Given data:
◇ ◇ ◇ ◇

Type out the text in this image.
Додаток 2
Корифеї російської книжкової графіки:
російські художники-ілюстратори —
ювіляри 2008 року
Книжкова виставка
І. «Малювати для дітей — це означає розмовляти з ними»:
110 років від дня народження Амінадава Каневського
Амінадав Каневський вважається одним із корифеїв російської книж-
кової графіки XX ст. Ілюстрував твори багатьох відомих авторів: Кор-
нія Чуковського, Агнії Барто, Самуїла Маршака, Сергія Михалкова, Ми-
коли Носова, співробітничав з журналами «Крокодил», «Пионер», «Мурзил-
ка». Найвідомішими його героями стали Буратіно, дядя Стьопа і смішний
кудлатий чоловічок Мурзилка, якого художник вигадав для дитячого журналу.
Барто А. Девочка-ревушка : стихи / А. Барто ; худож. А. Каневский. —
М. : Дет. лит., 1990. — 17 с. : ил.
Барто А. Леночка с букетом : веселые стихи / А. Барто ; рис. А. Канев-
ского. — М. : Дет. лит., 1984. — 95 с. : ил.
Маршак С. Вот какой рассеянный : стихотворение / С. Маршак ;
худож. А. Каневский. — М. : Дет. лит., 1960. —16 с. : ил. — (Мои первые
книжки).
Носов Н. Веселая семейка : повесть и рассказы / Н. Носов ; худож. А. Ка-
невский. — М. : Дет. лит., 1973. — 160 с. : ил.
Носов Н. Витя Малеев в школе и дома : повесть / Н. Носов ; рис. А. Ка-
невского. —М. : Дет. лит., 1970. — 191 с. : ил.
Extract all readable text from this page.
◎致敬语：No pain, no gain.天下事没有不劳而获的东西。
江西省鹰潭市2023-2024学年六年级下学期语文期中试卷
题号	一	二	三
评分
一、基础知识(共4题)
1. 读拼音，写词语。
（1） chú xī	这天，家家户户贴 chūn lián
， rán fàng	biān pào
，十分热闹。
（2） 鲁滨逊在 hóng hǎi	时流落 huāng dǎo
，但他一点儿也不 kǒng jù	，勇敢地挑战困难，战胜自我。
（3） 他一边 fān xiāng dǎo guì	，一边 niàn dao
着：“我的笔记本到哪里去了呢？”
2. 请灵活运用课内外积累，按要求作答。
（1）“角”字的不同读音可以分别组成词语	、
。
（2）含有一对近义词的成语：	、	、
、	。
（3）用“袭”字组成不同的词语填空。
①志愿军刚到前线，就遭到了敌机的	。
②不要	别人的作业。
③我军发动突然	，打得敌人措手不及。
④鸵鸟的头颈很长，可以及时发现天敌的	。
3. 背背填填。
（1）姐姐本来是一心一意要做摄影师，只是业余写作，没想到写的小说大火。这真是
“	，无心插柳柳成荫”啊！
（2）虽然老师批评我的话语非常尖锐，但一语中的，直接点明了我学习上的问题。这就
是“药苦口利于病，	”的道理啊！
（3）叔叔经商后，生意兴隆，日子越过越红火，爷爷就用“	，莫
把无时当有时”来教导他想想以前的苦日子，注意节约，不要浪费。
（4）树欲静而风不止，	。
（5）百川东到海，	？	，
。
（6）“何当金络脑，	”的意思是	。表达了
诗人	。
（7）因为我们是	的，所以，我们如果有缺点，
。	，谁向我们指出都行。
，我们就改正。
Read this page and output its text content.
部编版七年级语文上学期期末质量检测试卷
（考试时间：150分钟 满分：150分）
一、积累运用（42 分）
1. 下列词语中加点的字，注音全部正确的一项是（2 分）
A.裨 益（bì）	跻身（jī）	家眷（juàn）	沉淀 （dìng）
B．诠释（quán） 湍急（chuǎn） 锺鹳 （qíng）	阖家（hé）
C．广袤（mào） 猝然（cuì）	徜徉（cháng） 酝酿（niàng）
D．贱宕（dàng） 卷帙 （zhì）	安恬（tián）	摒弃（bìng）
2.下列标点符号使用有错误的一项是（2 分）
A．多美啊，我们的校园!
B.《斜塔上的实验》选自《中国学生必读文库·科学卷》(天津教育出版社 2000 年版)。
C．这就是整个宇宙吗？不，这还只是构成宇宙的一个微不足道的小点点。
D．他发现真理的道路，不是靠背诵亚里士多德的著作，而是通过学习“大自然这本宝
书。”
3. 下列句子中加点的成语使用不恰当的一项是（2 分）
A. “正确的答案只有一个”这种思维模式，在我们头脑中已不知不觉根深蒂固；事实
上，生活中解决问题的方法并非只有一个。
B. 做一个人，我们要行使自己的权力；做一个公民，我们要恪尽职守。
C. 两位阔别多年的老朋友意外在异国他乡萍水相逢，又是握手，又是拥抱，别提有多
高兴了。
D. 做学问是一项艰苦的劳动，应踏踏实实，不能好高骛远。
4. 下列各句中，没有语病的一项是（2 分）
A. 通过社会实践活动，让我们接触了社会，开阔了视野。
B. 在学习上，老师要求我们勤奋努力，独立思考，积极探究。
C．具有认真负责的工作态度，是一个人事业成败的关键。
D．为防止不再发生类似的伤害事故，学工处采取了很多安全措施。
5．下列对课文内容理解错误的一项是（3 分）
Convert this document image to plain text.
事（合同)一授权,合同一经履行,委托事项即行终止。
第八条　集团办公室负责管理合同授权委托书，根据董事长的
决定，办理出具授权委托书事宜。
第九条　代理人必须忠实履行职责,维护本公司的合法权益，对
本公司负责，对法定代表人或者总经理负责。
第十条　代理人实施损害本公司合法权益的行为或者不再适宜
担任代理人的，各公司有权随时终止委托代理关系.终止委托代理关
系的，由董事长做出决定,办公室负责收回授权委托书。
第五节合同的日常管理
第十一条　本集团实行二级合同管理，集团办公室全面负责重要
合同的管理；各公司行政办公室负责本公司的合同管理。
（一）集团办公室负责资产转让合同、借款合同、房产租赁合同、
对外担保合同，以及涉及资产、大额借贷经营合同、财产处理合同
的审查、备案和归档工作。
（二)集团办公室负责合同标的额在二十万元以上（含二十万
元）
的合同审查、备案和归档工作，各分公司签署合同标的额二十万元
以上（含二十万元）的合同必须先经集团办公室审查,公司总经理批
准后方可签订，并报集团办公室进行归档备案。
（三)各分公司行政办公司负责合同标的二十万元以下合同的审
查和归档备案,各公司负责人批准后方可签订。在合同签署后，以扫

◇ ◇ ◇ ◇

What you have to do:
Copy every record above exactly as it appears.

Solution to the problem:
Type out the text in this image.
Додаток 2
Корифеї російської книжкової графіки:
російські художники-ілюстратори —
ювіляри 2008 року
Книжкова виставка
І. «Малювати для дітей — це означає розмовляти з ними»:
110 років від дня народження Амінадава Каневського
Амінадав Каневський вважається одним із корифеїв російської книж-
кової графіки XX ст. Ілюстрував твори багатьох відомих авторів: Кор-
нія Чуковського, Агнії Барто, Самуїла Маршака, Сергія Михалкова, Ми-
коли Носова, співробітничав з журналами «Крокодил», «Пионер», «Мурзил-
ка». Найвідомішими його героями стали Буратіно, дядя Стьопа і смішний
кудлатий чоловічок Мурзилка, якого художник вигадав для дитячого журналу.
Барто А. Девочка-ревушка : стихи / А. Барто ; худож. А. Каневский. —
М. : Дет. лит., 1990. — 17 с. : ил.
Барто А. Леночка с букетом : веселые стихи / А. Барто ; рис. А. Канев-
ского. — М. : Дет. лит., 1984. — 95 с. : ил.
Маршак С. Вот какой рассеянный : стихотворение / С. Маршак ;
худож. А. Каневский. — М. : Дет. лит., 1960. —16 с. : ил. — (Мои первые
книжки).
Носов Н. Веселая семейка : повесть и рассказы / Н. Носов ; худож. А. Ка-
невский. — М. : Дет. лит., 1973. — 160 с. : ил.
Носов Н. Витя Малеев в школе и дома : повесть / Н. Носов ; рис. А. Ка-
невского. —М. : Дет. лит., 1970. — 191 с. : ил.
Extract all readable text from this page.
◎致敬语：No pain, no gain.天下事没有不劳而获的东西。
江西省鹰潭市2023-2024学年六年级下学期语文期中试卷
题号	一	二	三
评分
一、基础知识(共4题)
1. 读拼音，写词语。
（1） chú xī	这天，家家户户贴 chūn lián
， rán fàng	biān pào
，十分热闹。
（2） 鲁滨逊在 hóng hǎi	时流落 huāng dǎo
，但他一点儿也不 kǒng jù	，勇敢地挑战困难，战胜自我。
（3） 他一边 fān xiāng dǎo guì	，一边 niàn dao
着：“我的笔记本到哪里去了呢？”
2. 请灵活运用课内外积累，按要求作答。
（1）“角”字的不同读音可以分别组成词语	、
。
（2）含有一对近义词的成语：	、	、
、	。
（3）用“袭”字组成不同的词语填空。
①志愿军刚到前线，就遭到了敌机的	。
②不要	别人的作业。
③我军发动突然	，打得敌人措手不及。
④鸵鸟的头颈很长，可以及时发现天敌的	。
3. 背背填填。
（1）姐姐本来是一心一意要做摄影师，只是业余写作，没想到写的小说大火。这真是
“	，无心插柳柳成荫”啊！
（2）虽然老师批评我的话语非常尖锐，但一语中的，直接点明了我学习上的问题。这就
是“药苦口利于病，	”的道理啊！
（3）叔叔经商后，生意兴隆，日子越过越红火，爷爷就用“	，莫
把无时当有时”来教导他想想以前的苦日子，注意节约，不要浪费。
（4）树欲静而风不止，	。
（5）百川东到海，	？	，
。
（6）“何当金络脑，	”的意思是	。表达了
诗人	。
（7）因为我们是	的，所以，我们如果有缺点，
。	，谁向我们指出都行。
，我们就改正。
Read this page and output its text content.
部编版七年级语文上学期期末质量检测试卷
（考试时间：150分钟 满分：150分）
一、积累运用（42 分）
1. 下列词语中加点的字，注音全部正确的一项是（2 分）
A.裨 益（bì）	跻身（jī）	家眷（juàn）	沉淀 （dìng）
B．诠释（quán） 湍急（chuǎn） 锺鹳 （qíng）	阖家（hé）
C．广袤（mào） 猝然（cuì）	徜徉（cháng） 酝酿（niàng）
D．贱宕（dàng） 卷帙 （zhì）	安恬（tián）	摒弃（bìng）
2.下列标点符号使用有错误的一项是（2 分）
A．多美啊，我们的校园!
B.《斜塔上的实验》选自《中国学生必读文库·科学卷》(天津教育出版社 2000 年版)。
C．这就是整个宇宙吗？不，这还只是构成宇宙的一个微不足道的小点点。
D．他发现真理的道路，不是靠背诵亚里士多德的著作，而是通过学习“大自然这本宝
书。”
3. 下列句子中加点的成语使用不恰当的一项是（2 分）
A. “正确的答案只有一个”这种思维模式，在我们头脑中已不知不觉根深蒂固；事实
上，生活中解决问题的方法并非只有一个。
B. 做一个人，我们要行使自己的权力；做一个公民，我们要恪尽职守。
C. 两位阔别多年的老朋友意外在异国他乡萍水相逢，又是握手，又是拥抱，别提有多
高兴了。
D. 做学问是一项艰苦的劳动，应踏踏实实，不能好高骛远。
4. 下列各句中，没有语病的一项是（2 分）
A. 通过社会实践活动，让我们接触了社会，开阔了视野。
B. 在学习上，老师要求我们勤奋努力，独立思考，积极探究。
C．具有认真负责的工作态度，是一个人事业成败的关键。
D．为防止不再发生类似的伤害事故，学工处采取了很多安全措施。
5．下列对课文内容理解错误的一项是（3 分）
Convert this document image to plain text.
事（合同)一授权,合同一经履行,委托事项即行终止。
第八条　集团办公室负责管理合同授权委托书，根据董事长的
决定，办理出具授权委托书事宜。
第九条　代理人必须忠实履行职责,维护本公司的合法权益，对
本公司负责，对法定代表人或者总经理负责。
第十条　代理人实施损害本公司合法权益的行为或者不再适宜
担任代理人的，各公司有权随时终止委托代理关系.终止委托代理关
系的，由董事长做出决定,办公室负责收回授权委托书。
第五节合同的日常管理
第十一条　本集团实行二级合同管理，集团办公室全面负责重要
合同的管理；各公司行政办公室负责本公司的合同管理。
（一）集团办公室负责资产转让合同、借款合同、房产租赁合同、
对外担保合同，以及涉及资产、大额借贷经营合同、财产处理合同
的审查、备案和归档工作。
（二)集团办公室负责合同标的额在二十万元以上（含二十万
元）
的合同审查、备案和归档工作，各分公司签署合同标的额二十万元
以上（含二十万元）的合同必须先经集团办公室审查,公司总经理批
准后方可签订，并报集团办公室进行归档备案。
（三)各分公司行政办公司负责合同标的二十万元以下合同的审
查和归档备案,各公司负责人批准后方可签订。在合同签署后，以扫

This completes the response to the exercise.